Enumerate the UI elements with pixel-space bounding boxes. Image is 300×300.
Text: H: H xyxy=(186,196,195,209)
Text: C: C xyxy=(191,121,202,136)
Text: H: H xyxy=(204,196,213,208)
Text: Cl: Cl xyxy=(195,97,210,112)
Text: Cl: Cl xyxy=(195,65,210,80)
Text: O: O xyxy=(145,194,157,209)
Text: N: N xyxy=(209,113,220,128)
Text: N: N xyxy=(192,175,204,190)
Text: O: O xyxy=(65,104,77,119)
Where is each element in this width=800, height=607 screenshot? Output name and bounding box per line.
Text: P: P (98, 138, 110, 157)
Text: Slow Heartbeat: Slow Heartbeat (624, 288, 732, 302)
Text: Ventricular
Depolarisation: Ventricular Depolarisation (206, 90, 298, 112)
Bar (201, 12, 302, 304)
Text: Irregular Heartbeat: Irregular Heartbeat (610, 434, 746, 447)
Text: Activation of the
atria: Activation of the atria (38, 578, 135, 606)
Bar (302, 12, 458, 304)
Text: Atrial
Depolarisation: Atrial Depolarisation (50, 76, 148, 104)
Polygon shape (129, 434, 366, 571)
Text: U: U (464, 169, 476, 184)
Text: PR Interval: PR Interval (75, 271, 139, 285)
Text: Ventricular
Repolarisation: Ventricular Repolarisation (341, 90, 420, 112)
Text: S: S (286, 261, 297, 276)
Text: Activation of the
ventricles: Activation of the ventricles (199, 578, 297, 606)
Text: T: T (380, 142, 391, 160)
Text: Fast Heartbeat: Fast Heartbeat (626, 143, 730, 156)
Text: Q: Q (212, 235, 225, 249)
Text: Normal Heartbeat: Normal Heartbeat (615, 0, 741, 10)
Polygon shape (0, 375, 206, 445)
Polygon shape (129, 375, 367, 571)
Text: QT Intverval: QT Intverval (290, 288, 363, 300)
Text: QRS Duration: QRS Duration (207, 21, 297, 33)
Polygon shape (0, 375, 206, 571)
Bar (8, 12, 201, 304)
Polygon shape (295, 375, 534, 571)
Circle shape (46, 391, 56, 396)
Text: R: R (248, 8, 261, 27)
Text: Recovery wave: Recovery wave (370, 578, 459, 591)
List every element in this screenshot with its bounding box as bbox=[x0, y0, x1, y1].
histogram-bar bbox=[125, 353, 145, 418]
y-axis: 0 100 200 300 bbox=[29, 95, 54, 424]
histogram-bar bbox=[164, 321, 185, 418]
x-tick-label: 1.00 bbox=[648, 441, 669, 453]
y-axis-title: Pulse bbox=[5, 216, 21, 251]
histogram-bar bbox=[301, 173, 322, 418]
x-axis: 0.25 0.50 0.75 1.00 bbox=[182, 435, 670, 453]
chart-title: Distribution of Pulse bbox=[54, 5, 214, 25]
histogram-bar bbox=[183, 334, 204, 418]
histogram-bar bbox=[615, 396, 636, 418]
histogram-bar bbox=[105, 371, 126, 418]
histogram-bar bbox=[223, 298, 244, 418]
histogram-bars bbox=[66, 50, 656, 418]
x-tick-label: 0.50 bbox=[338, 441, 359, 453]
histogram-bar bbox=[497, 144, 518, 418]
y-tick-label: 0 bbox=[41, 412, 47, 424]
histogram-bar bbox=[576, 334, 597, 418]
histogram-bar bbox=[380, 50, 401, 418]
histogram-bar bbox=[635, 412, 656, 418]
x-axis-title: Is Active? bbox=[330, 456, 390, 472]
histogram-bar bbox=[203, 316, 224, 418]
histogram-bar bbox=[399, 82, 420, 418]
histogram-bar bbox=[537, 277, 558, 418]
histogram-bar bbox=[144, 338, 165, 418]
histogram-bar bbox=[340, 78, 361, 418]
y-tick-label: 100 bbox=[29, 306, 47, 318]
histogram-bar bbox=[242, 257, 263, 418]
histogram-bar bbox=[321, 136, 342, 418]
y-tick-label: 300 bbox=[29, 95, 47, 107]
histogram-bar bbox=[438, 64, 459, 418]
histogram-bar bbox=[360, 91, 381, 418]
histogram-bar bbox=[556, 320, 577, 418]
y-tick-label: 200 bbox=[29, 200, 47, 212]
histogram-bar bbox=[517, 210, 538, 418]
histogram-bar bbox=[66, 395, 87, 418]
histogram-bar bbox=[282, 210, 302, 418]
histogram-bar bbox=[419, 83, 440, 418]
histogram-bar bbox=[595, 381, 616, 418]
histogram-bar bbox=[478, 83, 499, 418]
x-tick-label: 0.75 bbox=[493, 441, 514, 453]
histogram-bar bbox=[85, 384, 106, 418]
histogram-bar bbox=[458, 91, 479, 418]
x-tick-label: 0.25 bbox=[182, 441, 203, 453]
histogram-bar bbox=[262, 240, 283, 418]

•••••

What is expected:
How many lines of the listing above contain the string "title"? Reply with only the number.

Answer:
3